Direction:
Lines holding the string "Avaliador" are the ones to copy; find them all in the data.

Data rows:
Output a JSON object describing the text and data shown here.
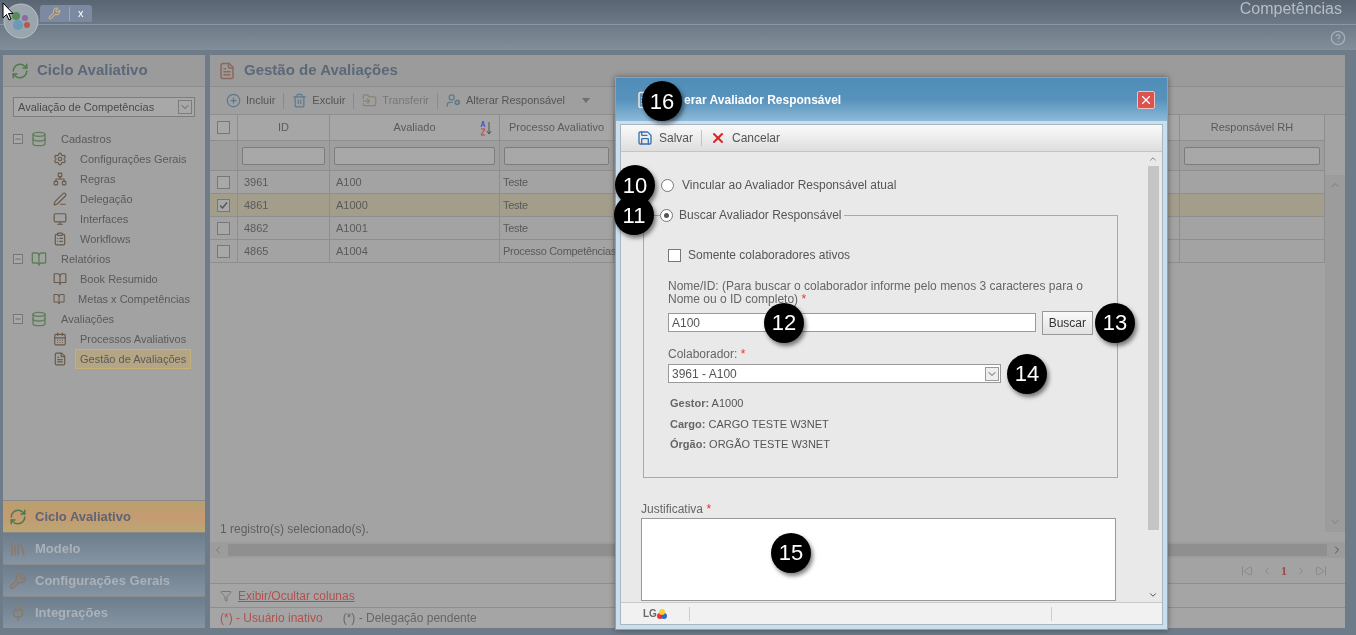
{
  "app": {
    "title": "Competências",
    "tab_close": "x"
  },
  "sidebar": {
    "title": "Ciclo Avaliativo",
    "select": {
      "value": "Avaliação de Competências"
    },
    "tree": [
      {
        "label": "Cadastros",
        "expanded": true,
        "children": [
          {
            "label": "Configurações Gerais",
            "selected": false
          },
          {
            "label": "Regras",
            "selected": false
          },
          {
            "label": "Delegação",
            "selected": false
          },
          {
            "label": "Interfaces",
            "selected": false
          },
          {
            "label": "Workflows",
            "selected": false
          }
        ]
      },
      {
        "label": "Relatórios",
        "expanded": true,
        "children": [
          {
            "label": "Book Resumido",
            "selected": false
          },
          {
            "label": "Metas x Competências",
            "selected": false
          }
        ]
      },
      {
        "label": "Avaliações",
        "expanded": true,
        "children": [
          {
            "label": "Processos Avaliativos",
            "selected": false
          },
          {
            "label": "Gestão de Avaliações",
            "selected": true
          }
        ]
      }
    ],
    "sections": [
      {
        "label": "Ciclo Avaliativo",
        "selected": true
      },
      {
        "label": "Modelo",
        "selected": false
      },
      {
        "label": "Configurações Gerais",
        "selected": false
      },
      {
        "label": "Integrações",
        "selected": false
      }
    ]
  },
  "main": {
    "title": "Gestão de Avaliações",
    "toolbar": [
      {
        "label": "Incluir",
        "disabled": false,
        "menu": false
      },
      {
        "label": "Excluir",
        "disabled": false,
        "menu": false
      },
      {
        "label": "Transferir",
        "disabled": true,
        "menu": false
      },
      {
        "label": "Alterar Responsável",
        "disabled": false,
        "menu": true
      }
    ],
    "table": {
      "header_checked": false,
      "columns": [
        {
          "label": "ID",
          "sorted": false
        },
        {
          "label": "Avaliado",
          "sorted": true
        },
        {
          "label": "Processo Avaliativo",
          "sorted": false
        },
        {
          "label": "Responsável RH",
          "sorted": false
        }
      ],
      "rows": [
        {
          "id": "3961",
          "avaliado": "A100",
          "processo": "Teste",
          "selected": false
        },
        {
          "id": "4861",
          "avaliado": "A1000",
          "processo": "Teste",
          "selected": true
        },
        {
          "id": "4862",
          "avaliado": "A1001",
          "processo": "Teste",
          "selected": false
        },
        {
          "id": "4865",
          "avaliado": "A1004",
          "processo": "Processo Competências",
          "selected": false
        }
      ]
    },
    "status": "1 registro(s) selecionado(s).",
    "page": "1",
    "columns_link": "Exibir/Ocultar colunas",
    "legend": [
      {
        "text": "(*) - Usuário inativo",
        "color": "#b3504c"
      },
      {
        "text": "(*) - Delegação pendente",
        "color": "#666666"
      }
    ]
  },
  "dialog": {
    "title": "erar Avaliador Responsável",
    "callout": "16",
    "toolbar": [
      {
        "label": "Salvar"
      },
      {
        "label": "Cancelar"
      }
    ],
    "options": [
      {
        "label": "Vincular ao Avaliador Responsável atual",
        "selected": false,
        "callout": "10"
      },
      {
        "label": "Buscar Avaliador Responsável",
        "selected": true,
        "callout": "11"
      }
    ],
    "only_active": {
      "label": "Somente colaboradores ativos",
      "checked": false
    },
    "name_field": {
      "label": "Nome/ID: (Para buscar o colaborador informe pelo menos 3 caracteres para o Nome ou o ID completo)",
      "required_mark": "*",
      "value": "A100",
      "callout": "12"
    },
    "search_button": {
      "label": "Buscar",
      "callout": "13"
    },
    "collaborator": {
      "label": "Colaborador:",
      "required_mark": "*",
      "value": "3961 - A100",
      "callout": "14"
    },
    "details": [
      "**Gestor:** A1000",
      "**Cargo:** CARGO TESTE W3NET",
      "**Órgão:** ORGÃO TESTE W3NET"
    ],
    "justification": {
      "label": "Justificativa",
      "required_mark": "*",
      "callout": "15"
    },
    "footer_logo": "LG"
  }
}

Completed exercise:
    "title": "erar Avaliador Responsável",
        "label": "Vincular ao Avaliador Responsável atual",
        "label": "Buscar Avaliador Responsável",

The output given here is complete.